*WORK TO DO*. List every line below containing "relative".

*DATA TO PROCESS*.

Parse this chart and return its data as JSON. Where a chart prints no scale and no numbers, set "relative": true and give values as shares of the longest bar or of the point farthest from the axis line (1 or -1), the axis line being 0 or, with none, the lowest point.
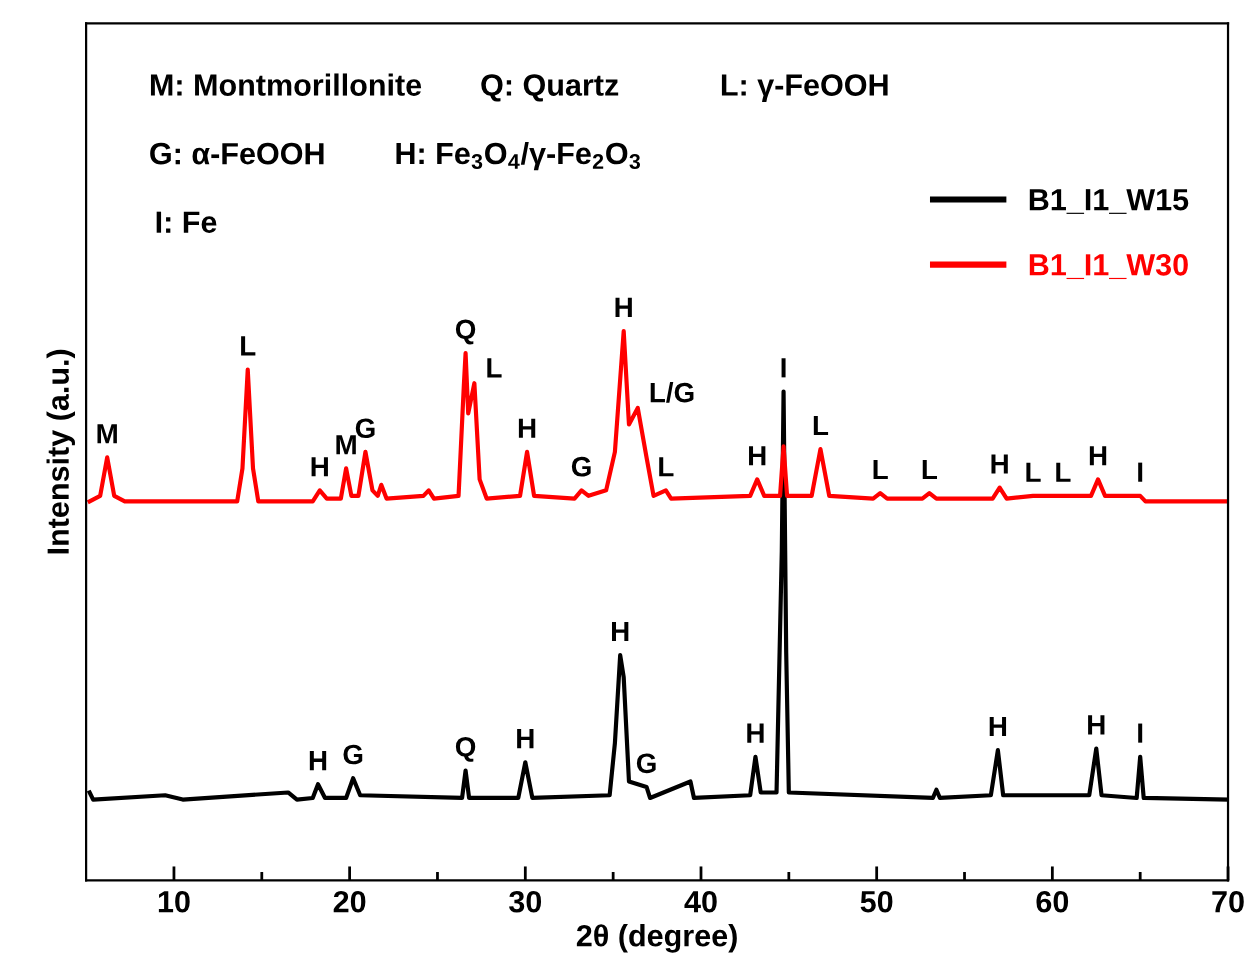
{
  "chart_data": {
    "type": "line",
    "relative": true,
    "xlabel": "2θ (degree)",
    "ylabel": "Intensity (a.u.)",
    "xlim": [
      5,
      70
    ],
    "xticks": [
      10,
      {
        "value": 15,
        "label": null
      },
      20,
      {
        "value": 25,
        "label": null
      },
      30,
      {
        "value": 35,
        "label": null
      },
      40,
      {
        "value": 45,
        "label": null
      },
      50,
      {
        "value": 55,
        "label": null
      },
      60,
      {
        "value": 65,
        "label": null
      },
      70
    ],
    "tick_labels": "x",
    "legend": "top right",
    "grid": false,
    "marker": "none",
    "line_style": "solid",
    "series": [
      {
        "name": "B1_I1_W15",
        "color": "#000000",
        "x": [
          5.2,
          5.4,
          9.5,
          10.5,
          16.5,
          17,
          17.9,
          18.2,
          18.6,
          19.8,
          20.2,
          20.6,
          26.4,
          26.6,
          26.8,
          29.6,
          30.0,
          30.4,
          34.8,
          35.1,
          35.4,
          35.6,
          35.9,
          36.9,
          37.1,
          39.4,
          39.6,
          42.8,
          43.1,
          43.4,
          44.3,
          44.6,
          44.7,
          44.85,
          45.0,
          53.2,
          53.4,
          53.6,
          56.5,
          56.9,
          57.2,
          62.1,
          62.5,
          62.8,
          64.8,
          65.0,
          65.2,
          70
        ],
        "values": [
          0.16,
          0.147,
          0.155,
          0.147,
          0.16,
          0.147,
          0.15,
          0.175,
          0.15,
          0.15,
          0.186,
          0.155,
          0.15,
          0.2,
          0.15,
          0.15,
          0.215,
          0.15,
          0.155,
          0.25,
          0.41,
          0.37,
          0.18,
          0.17,
          0.15,
          0.18,
          0.15,
          0.155,
          0.225,
          0.16,
          0.16,
          0.6,
          0.89,
          0.415,
          0.16,
          0.15,
          0.165,
          0.15,
          0.155,
          0.237,
          0.155,
          0.155,
          0.24,
          0.155,
          0.15,
          0.225,
          0.15,
          0.147
        ]
      },
      {
        "name": "B1_I1_W30",
        "color": "#ff0000",
        "x": [
          5.2,
          5.8,
          6.2,
          6.6,
          7.2,
          10,
          13.6,
          13.9,
          14.2,
          14.5,
          14.8,
          17.9,
          18.3,
          18.7,
          19.5,
          19.8,
          20.1,
          20.5,
          20.9,
          21.3,
          21.6,
          21.8,
          22.1,
          24.2,
          24.5,
          24.8,
          26.2,
          26.5,
          26.6,
          26.75,
          27.1,
          27.4,
          27.8,
          29.7,
          30.1,
          30.5,
          32.8,
          33.2,
          33.6,
          34.6,
          35.1,
          35.6,
          35.9,
          36.4,
          36.9,
          37.3,
          38.0,
          38.3,
          42.8,
          43.2,
          43.6,
          44.5,
          44.7,
          44.9,
          46.3,
          46.8,
          47.3,
          49.8,
          50.2,
          50.6,
          52.6,
          53.0,
          53.4,
          56.6,
          57.0,
          57.4,
          58.9,
          60.6,
          62.2,
          62.6,
          63.0,
          65.0,
          65.3,
          70
        ],
        "values": [
          0.69,
          0.7,
          0.77,
          0.7,
          0.69,
          0.69,
          0.69,
          0.75,
          0.93,
          0.75,
          0.69,
          0.69,
          0.71,
          0.695,
          0.695,
          0.75,
          0.7,
          0.7,
          0.78,
          0.71,
          0.7,
          0.72,
          0.695,
          0.7,
          0.71,
          0.695,
          0.7,
          0.9,
          0.96,
          0.85,
          0.905,
          0.73,
          0.695,
          0.7,
          0.78,
          0.7,
          0.695,
          0.71,
          0.7,
          0.71,
          0.78,
          1.0,
          0.83,
          0.86,
          0.77,
          0.7,
          0.71,
          0.695,
          0.7,
          0.73,
          0.7,
          0.7,
          0.79,
          0.7,
          0.7,
          0.785,
          0.7,
          0.695,
          0.705,
          0.695,
          0.695,
          0.705,
          0.695,
          0.695,
          0.715,
          0.695,
          0.7,
          0.7,
          0.7,
          0.73,
          0.7,
          0.7,
          0.69,
          0.69
        ]
      }
    ],
    "annotations": [
      "M: Montmorillonite",
      "Q: Quartz",
      "L: γ-FeOOH",
      "G: α-FeOOH",
      "H: Fe$_{3}$O$_{4}$/γ-Fe$_{2}$O$_{3}$",
      "I: Fe",
      {
        "text": "M",
        "x": 6.2,
        "y": 0.77
      },
      {
        "text": "L",
        "x": 14.2,
        "y": 0.93
      },
      {
        "text": "H",
        "x": 18.3,
        "y": 0.71
      },
      {
        "text": "M",
        "x": 19.8,
        "y": 0.75
      },
      {
        "text": "G",
        "x": 20.9,
        "y": 0.78
      },
      {
        "text": "Q",
        "x": 26.6,
        "y": 0.96
      },
      {
        "text": "L",
        "x": 27.1,
        "y": 0.905
      },
      {
        "text": "H",
        "x": 30.1,
        "y": 0.78
      },
      {
        "text": "G",
        "x": 33.2,
        "y": 0.71
      },
      {
        "text": "H",
        "x": 35.6,
        "y": 1.0
      },
      {
        "text": "L/G",
        "x": 36.4,
        "y": 0.86
      },
      {
        "text": "L",
        "x": 38.0,
        "y": 0.71
      },
      {
        "text": "H",
        "x": 43.2,
        "y": 0.73
      },
      {
        "text": "I",
        "x": 44.7,
        "y": 0.89
      },
      {
        "text": "L",
        "x": 46.8,
        "y": 0.785
      },
      {
        "text": "L",
        "x": 50.2,
        "y": 0.705
      },
      {
        "text": "L",
        "x": 53.0,
        "y": 0.705
      },
      {
        "text": "H",
        "x": 57.0,
        "y": 0.715
      },
      {
        "text": "L",
        "x": 58.9,
        "y": 0.7
      },
      {
        "text": "L",
        "x": 60.6,
        "y": 0.7
      },
      {
        "text": "H",
        "x": 62.6,
        "y": 0.73
      },
      {
        "text": "I",
        "x": 65.0,
        "y": 0.7
      },
      {
        "text": "H",
        "x": 18.2,
        "y": 0.175
      },
      {
        "text": "G",
        "x": 20.2,
        "y": 0.186
      },
      {
        "text": "Q",
        "x": 26.6,
        "y": 0.2
      },
      {
        "text": "H",
        "x": 30.0,
        "y": 0.215
      },
      {
        "text": "H",
        "x": 35.4,
        "y": 0.41
      },
      {
        "text": "G",
        "x": 36.9,
        "y": 0.17
      },
      {
        "text": "H",
        "x": 43.1,
        "y": 0.225
      },
      {
        "text": "H",
        "x": 56.9,
        "y": 0.237
      },
      {
        "text": "H",
        "x": 62.5,
        "y": 0.24
      },
      {
        "text": "I",
        "x": 65.0,
        "y": 0.225
      }
    ]
  }
}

*RESPONSE FOR THIS EXERCISE*.
Parse this chart and return its data as JSON. Where a chart prints no scale and no numbers, set "relative": true and give values as shares of the longest bar or of the point farthest from the axis line (1 or -1), the axis line being 0 or, with none, the lowest point.
    "relative": true,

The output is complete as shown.